Count how many lines contain "labels" and reply with that number only.

◇ ◇ ◇

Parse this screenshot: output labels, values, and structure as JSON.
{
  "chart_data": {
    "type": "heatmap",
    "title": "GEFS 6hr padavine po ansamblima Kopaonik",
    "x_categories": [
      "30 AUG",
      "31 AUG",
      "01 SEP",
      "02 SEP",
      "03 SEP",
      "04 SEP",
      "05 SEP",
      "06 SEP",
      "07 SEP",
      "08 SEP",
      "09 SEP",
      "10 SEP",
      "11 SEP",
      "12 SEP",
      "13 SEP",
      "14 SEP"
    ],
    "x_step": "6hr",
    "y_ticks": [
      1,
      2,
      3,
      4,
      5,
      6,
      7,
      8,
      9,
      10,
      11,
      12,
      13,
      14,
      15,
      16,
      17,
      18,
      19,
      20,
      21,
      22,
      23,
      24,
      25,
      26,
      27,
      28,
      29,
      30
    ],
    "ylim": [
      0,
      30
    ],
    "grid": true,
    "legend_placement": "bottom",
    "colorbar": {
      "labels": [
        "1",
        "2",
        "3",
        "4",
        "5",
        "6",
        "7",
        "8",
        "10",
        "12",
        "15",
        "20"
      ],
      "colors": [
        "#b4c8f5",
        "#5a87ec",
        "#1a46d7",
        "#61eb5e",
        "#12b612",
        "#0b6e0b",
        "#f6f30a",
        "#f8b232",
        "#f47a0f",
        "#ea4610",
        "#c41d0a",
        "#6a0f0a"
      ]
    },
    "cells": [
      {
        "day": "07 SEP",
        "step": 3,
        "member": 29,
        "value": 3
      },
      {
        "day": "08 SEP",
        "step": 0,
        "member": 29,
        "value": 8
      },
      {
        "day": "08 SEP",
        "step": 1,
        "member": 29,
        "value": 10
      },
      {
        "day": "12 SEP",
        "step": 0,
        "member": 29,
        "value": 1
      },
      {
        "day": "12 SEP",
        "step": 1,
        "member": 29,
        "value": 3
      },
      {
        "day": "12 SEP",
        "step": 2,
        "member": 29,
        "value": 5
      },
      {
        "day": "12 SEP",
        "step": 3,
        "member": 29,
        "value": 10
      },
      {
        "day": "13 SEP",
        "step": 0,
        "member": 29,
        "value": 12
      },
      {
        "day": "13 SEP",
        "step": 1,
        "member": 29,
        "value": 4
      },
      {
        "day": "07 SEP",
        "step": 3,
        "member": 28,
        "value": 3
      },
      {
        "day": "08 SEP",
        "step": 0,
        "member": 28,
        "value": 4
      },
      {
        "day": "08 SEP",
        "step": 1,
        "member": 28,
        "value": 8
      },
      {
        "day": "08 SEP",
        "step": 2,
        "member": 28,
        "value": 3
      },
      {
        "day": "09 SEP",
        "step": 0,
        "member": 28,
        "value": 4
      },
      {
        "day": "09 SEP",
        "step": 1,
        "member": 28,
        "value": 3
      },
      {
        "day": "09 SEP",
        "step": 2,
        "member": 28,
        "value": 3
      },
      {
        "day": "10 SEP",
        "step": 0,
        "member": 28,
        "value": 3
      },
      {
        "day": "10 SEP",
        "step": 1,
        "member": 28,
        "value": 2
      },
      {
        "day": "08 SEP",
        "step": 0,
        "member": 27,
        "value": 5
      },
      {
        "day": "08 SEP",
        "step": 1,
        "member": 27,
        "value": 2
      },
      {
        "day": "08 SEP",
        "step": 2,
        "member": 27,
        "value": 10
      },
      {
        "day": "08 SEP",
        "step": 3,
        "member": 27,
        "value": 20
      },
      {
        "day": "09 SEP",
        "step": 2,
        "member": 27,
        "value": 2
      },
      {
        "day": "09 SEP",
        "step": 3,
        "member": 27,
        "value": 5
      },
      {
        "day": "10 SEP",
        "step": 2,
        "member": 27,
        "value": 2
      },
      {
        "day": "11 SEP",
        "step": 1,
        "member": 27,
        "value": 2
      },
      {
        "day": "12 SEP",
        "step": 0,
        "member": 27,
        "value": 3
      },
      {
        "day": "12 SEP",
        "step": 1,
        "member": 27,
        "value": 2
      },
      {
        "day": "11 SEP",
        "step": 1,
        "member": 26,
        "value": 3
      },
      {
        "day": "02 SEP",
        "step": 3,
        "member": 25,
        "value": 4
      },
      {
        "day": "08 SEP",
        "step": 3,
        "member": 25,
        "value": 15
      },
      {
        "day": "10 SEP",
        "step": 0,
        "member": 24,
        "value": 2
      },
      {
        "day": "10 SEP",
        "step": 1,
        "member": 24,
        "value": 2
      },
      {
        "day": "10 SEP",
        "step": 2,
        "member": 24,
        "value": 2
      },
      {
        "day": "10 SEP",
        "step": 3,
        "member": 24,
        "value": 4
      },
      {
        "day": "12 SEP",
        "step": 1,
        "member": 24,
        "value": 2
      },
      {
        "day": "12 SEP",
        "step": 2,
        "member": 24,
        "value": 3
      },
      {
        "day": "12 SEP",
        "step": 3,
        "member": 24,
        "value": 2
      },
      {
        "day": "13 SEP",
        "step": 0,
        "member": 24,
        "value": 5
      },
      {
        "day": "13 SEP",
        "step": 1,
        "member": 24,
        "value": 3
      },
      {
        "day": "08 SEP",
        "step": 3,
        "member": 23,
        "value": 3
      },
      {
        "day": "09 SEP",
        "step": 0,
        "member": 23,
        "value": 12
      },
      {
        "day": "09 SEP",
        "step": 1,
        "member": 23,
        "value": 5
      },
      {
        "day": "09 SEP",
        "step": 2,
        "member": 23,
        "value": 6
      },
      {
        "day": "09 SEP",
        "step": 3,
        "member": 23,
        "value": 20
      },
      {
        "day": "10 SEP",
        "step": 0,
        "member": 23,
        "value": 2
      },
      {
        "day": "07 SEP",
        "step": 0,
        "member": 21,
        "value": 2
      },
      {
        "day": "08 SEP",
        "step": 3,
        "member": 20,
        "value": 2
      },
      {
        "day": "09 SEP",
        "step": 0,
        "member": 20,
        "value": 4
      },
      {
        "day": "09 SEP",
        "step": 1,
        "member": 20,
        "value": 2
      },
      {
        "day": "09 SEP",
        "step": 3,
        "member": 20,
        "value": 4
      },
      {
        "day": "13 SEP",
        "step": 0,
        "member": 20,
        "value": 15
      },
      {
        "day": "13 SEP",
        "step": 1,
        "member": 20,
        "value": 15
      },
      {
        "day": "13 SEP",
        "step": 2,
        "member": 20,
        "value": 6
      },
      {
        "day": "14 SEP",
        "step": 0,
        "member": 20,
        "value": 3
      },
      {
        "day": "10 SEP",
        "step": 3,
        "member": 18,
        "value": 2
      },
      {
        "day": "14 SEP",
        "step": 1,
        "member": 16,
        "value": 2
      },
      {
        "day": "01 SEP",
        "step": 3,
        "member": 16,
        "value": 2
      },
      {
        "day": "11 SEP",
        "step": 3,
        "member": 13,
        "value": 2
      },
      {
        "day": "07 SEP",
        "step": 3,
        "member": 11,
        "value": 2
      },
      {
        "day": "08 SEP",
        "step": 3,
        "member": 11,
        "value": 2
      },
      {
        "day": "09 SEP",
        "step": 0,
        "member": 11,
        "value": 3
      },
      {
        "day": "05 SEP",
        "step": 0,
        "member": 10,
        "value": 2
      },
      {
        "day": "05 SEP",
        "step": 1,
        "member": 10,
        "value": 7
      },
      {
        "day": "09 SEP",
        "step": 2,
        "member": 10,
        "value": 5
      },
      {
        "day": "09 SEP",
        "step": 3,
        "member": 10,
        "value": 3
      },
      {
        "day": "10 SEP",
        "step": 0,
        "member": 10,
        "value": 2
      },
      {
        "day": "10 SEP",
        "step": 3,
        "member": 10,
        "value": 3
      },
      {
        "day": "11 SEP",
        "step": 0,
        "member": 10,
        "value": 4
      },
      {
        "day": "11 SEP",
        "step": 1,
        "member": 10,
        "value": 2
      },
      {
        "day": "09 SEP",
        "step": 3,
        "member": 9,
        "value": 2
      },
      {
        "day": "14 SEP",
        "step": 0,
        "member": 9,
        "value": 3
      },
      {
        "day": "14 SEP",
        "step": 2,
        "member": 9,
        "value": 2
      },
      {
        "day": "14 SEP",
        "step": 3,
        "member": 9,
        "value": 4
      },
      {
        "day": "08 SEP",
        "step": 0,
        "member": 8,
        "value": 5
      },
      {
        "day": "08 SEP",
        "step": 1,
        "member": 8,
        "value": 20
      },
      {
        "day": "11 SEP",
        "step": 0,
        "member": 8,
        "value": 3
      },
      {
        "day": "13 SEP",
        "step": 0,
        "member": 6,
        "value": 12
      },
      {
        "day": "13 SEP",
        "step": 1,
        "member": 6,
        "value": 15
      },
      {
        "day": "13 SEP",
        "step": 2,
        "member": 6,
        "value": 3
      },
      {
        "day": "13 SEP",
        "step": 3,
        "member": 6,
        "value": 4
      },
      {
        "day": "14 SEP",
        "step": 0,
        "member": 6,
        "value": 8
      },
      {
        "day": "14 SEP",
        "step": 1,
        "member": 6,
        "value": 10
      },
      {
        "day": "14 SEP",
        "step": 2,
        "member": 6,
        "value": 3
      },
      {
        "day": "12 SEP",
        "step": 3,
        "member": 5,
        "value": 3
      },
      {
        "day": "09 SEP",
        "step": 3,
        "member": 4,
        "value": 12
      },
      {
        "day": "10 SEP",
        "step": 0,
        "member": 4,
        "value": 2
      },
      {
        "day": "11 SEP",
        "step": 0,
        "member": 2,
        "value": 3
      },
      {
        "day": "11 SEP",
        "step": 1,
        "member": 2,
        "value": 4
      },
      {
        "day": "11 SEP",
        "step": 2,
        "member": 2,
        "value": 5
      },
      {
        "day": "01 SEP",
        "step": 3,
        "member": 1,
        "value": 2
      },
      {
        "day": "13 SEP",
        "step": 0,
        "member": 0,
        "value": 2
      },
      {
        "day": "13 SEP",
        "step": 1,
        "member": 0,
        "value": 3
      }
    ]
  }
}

◇ ◇ ◇

## WRITTEN RESPONSE:
2